TASK DIRECTIONS: Produce an exact copy of the lines from the line containing "Extract the structured" through the last line of the entries below, and only those lines.
--- Start INPUT FOR THIS TASK ---
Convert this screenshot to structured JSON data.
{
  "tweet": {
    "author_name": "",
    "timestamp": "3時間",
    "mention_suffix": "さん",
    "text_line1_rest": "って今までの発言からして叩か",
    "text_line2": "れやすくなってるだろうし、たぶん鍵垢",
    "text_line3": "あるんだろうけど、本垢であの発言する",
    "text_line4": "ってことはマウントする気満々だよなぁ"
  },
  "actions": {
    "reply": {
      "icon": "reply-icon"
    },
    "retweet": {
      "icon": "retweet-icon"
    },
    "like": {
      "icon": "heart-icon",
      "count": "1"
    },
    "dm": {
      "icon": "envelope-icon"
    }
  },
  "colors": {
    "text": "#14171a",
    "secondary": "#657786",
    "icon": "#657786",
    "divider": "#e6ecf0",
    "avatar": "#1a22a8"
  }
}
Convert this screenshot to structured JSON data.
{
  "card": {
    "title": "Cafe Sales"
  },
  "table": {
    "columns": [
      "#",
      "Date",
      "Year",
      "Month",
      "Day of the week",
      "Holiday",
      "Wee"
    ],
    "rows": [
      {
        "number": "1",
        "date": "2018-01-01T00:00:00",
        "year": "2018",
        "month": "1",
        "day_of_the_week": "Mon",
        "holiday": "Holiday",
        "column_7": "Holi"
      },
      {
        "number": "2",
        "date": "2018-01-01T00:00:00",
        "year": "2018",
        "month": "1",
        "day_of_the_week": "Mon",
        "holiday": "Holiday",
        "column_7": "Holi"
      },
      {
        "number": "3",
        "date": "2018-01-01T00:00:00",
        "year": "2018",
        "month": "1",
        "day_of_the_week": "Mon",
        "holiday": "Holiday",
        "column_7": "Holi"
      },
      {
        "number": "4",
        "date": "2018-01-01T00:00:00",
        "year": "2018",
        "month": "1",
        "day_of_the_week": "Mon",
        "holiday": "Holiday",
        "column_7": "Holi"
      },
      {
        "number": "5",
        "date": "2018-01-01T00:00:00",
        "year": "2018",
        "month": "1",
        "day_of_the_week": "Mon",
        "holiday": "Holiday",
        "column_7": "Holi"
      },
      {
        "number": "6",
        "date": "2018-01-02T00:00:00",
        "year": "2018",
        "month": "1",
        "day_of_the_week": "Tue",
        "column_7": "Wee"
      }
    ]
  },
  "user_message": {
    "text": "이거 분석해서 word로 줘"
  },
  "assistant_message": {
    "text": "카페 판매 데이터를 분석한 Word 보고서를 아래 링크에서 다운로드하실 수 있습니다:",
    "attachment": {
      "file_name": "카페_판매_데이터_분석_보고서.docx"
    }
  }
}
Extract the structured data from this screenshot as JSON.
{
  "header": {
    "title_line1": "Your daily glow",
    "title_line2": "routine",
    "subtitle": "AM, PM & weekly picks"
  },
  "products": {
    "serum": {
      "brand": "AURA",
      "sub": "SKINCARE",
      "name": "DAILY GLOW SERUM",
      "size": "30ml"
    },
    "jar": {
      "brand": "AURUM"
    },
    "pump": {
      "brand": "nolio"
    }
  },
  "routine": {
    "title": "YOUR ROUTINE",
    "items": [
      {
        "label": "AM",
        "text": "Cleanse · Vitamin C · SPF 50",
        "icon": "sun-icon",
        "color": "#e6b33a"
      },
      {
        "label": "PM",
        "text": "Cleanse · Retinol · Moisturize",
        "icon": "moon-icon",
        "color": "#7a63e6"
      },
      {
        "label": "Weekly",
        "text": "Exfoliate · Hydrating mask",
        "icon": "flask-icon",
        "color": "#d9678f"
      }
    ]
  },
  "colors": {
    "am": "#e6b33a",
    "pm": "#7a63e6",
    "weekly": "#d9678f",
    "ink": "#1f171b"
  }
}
--- End INPUT FOR THIS TASK ---
TASK RESPONSE:
Extract the structured data from this screenshot as JSON.
{
  "header": {
    "title_line1": "Your daily glow",
    "title_line2": "routine",
    "subtitle": "AM, PM & weekly picks"
  },
  "products": {
    "serum": {
      "brand": "AURA",
      "sub": "SKINCARE",
      "name": "DAILY GLOW SERUM",
      "size": "30ml"
    },
    "jar": {
      "brand": "AURUM"
    },
    "pump": {
      "brand": "nolio"
    }
  },
  "routine": {
    "title": "YOUR ROUTINE",
    "items": [
      {
        "label": "AM",
        "text": "Cleanse · Vitamin C · SPF 50",
        "icon": "sun-icon",
        "color": "#e6b33a"
      },
      {
        "label": "PM",
        "text": "Cleanse · Retinol · Moisturize",
        "icon": "moon-icon",
        "color": "#7a63e6"
      },
      {
        "label": "Weekly",
        "text": "Exfoliate · Hydrating mask",
        "icon": "flask-icon",
        "color": "#d9678f"
      }
    ]
  },
  "colors": {
    "am": "#e6b33a",
    "pm": "#7a63e6",
    "weekly": "#d9678f",
    "ink": "#1f171b"
  }
}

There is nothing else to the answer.